EXTRACTED DATA –
+ + + + +
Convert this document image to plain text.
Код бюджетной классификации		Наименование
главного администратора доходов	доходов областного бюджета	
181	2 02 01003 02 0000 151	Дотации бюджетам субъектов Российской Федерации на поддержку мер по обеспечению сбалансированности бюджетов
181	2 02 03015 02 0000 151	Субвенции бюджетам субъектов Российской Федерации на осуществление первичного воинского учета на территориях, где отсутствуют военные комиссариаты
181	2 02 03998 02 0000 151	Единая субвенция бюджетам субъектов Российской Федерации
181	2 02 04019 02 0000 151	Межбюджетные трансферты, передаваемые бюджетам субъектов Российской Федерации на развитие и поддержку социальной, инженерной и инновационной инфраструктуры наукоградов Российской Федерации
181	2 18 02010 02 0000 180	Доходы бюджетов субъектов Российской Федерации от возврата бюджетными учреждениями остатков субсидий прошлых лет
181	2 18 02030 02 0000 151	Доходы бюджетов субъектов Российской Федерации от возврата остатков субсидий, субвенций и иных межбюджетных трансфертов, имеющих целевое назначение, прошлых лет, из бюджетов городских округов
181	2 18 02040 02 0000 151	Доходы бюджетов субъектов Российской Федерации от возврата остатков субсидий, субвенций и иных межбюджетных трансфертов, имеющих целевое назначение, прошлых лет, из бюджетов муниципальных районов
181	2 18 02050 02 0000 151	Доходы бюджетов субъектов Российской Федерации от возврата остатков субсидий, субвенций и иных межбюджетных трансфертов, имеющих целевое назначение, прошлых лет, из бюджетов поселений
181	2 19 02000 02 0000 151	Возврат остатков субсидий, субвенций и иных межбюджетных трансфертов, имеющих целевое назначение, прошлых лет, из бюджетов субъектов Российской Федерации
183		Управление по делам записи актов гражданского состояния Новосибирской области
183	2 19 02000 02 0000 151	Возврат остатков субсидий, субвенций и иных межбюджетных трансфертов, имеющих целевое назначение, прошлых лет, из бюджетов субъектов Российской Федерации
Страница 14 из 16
+ + + + +
SET PROBLEM – Write out all the entries exactly.

SOLUTION TO THE EXERCISE –
Convert this document image to plain text.
Код бюджетной классификации		Наименование
главного администратора доходов	доходов областного бюджета	
181	2 02 01003 02 0000 151	Дотации бюджетам субъектов Российской Федерации на поддержку мер по обеспечению сбалансированности бюджетов
181	2 02 03015 02 0000 151	Субвенции бюджетам субъектов Российской Федерации на осуществление первичного воинского учета на территориях, где отсутствуют военные комиссариаты
181	2 02 03998 02 0000 151	Единая субвенция бюджетам субъектов Российской Федерации
181	2 02 04019 02 0000 151	Межбюджетные трансферты, передаваемые бюджетам субъектов Российской Федерации на развитие и поддержку социальной, инженерной и инновационной инфраструктуры наукоградов Российской Федерации
181	2 18 02010 02 0000 180	Доходы бюджетов субъектов Российской Федерации от возврата бюджетными учреждениями остатков субсидий прошлых лет
181	2 18 02030 02 0000 151	Доходы бюджетов субъектов Российской Федерации от возврата остатков субсидий, субвенций и иных межбюджетных трансфертов, имеющих целевое назначение, прошлых лет, из бюджетов городских округов
181	2 18 02040 02 0000 151	Доходы бюджетов субъектов Российской Федерации от возврата остатков субсидий, субвенций и иных межбюджетных трансфертов, имеющих целевое назначение, прошлых лет, из бюджетов муниципальных районов
181	2 18 02050 02 0000 151	Доходы бюджетов субъектов Российской Федерации от возврата остатков субсидий, субвенций и иных межбюджетных трансфертов, имеющих целевое назначение, прошлых лет, из бюджетов поселений
181	2 19 02000 02 0000 151	Возврат остатков субсидий, субвенций и иных межбюджетных трансфертов, имеющих целевое назначение, прошлых лет, из бюджетов субъектов Российской Федерации
183		Управление по делам записи актов гражданского состояния Новосибирской области
183	2 19 02000 02 0000 151	Возврат остатков субсидий, субвенций и иных межбюджетных трансфертов, имеющих целевое назначение, прошлых лет, из бюджетов субъектов Российской Федерации
Страница 14 из 16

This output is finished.